## Data for this task

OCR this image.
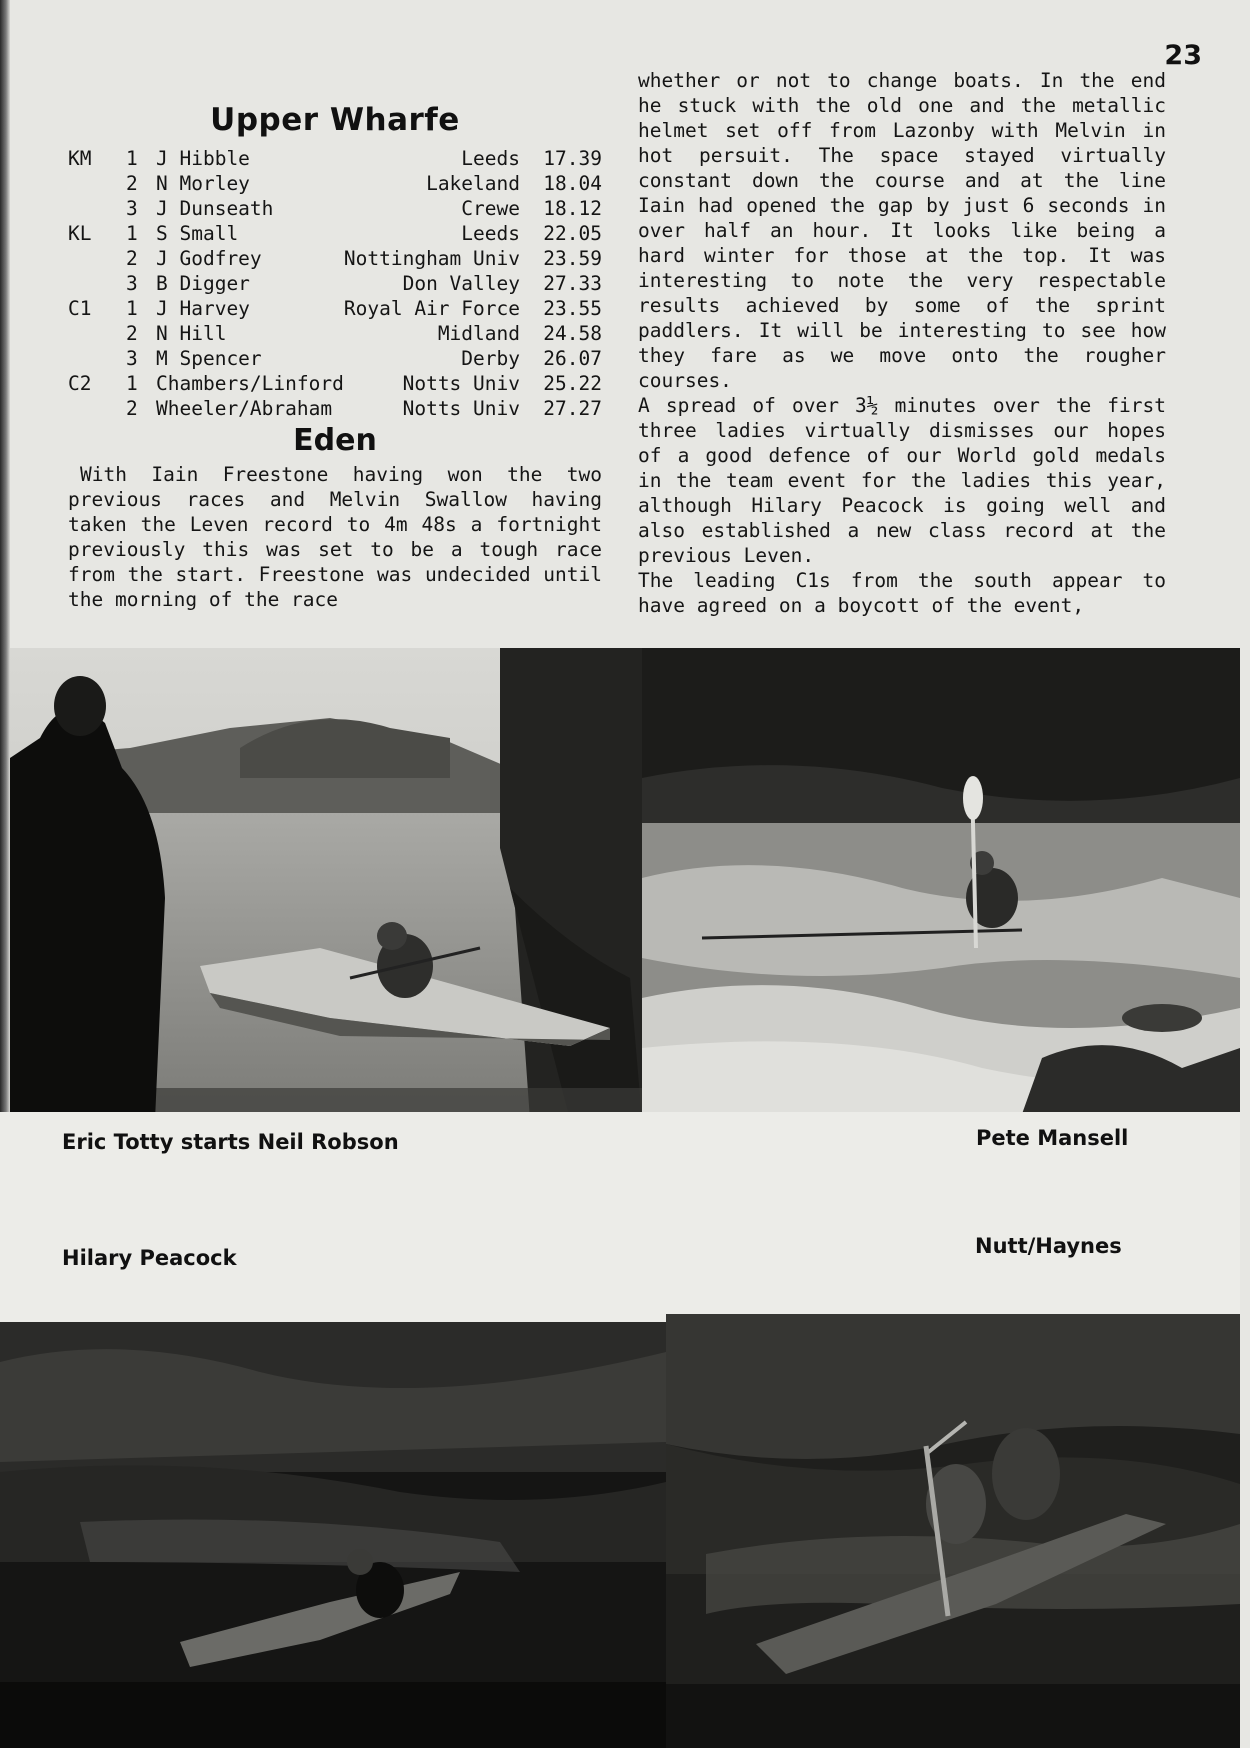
23
Upper Wharfe
KM	1	J Hibble	Leeds	17.39
	2	N Morley	Lakeland	18.04
	3	J Dunseath	Crewe	18.12
KL	1	S Small	Leeds	22.05
	2	J Godfrey	Nottingham Univ	23.59
	3	B Digger	Don Valley	27.33
C1	1	J Harvey	Royal Air Force	23.55
	2	N Hill	Midland	24.58
	3	M Spencer	Derby	26.07
C2	1	Chambers/Linford	Notts Univ	25.22
	2	Wheeler/Abraham	Notts Univ	27.27
Eden

With Iain Freestone having won the two previous races and Melvin Swallow having taken the Leven record to 4m 48s a fortnight previously this was set to be a tough race from the start. Freestone was undecided until the morning of the race

whether or not to change boats. In the end he stuck with the old one and the metallic helmet set off from Lazonby with Melvin in hot persuit. The space stayed virtually constant down the course and at the line Iain had opened the gap by just 6 seconds in over half an hour. It looks like being a hard winter for those at the top. It was interesting to note the very respectable results achieved by some of the sprint paddlers. It will be interesting to see how they fare as we move onto the rougher courses.

A spread of over 3½ minutes over the first three ladies virtually dismisses our hopes of a good defence of our World gold medals in the team event for the ladies this year, although Hilary Peacock is going well and also established a new class record at the previous Leven.

The leading C1s from the south appear to have agreed on a boycott of the event,

Eric Totty starts Neil Robson	Pete Mansell
Hilary Peacock	Nutt/Haynes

## Written instruction
Examine the records and pull out every line where the string "previous" occurs.

## Exercise solution
With Iain Freestone having won the two previous races and Melvin Swallow having taken the Leven record to 4m 48s a fortnight previously this was set to be a tough race from the start. Freestone was undecided until the morning of the race
A spread of over 3½ minutes over the first three ladies virtually dismisses our hopes of a good defence of our World gold medals in the team event for the ladies this year, although Hilary Peacock is going well and also established a new class record at the previous Leven.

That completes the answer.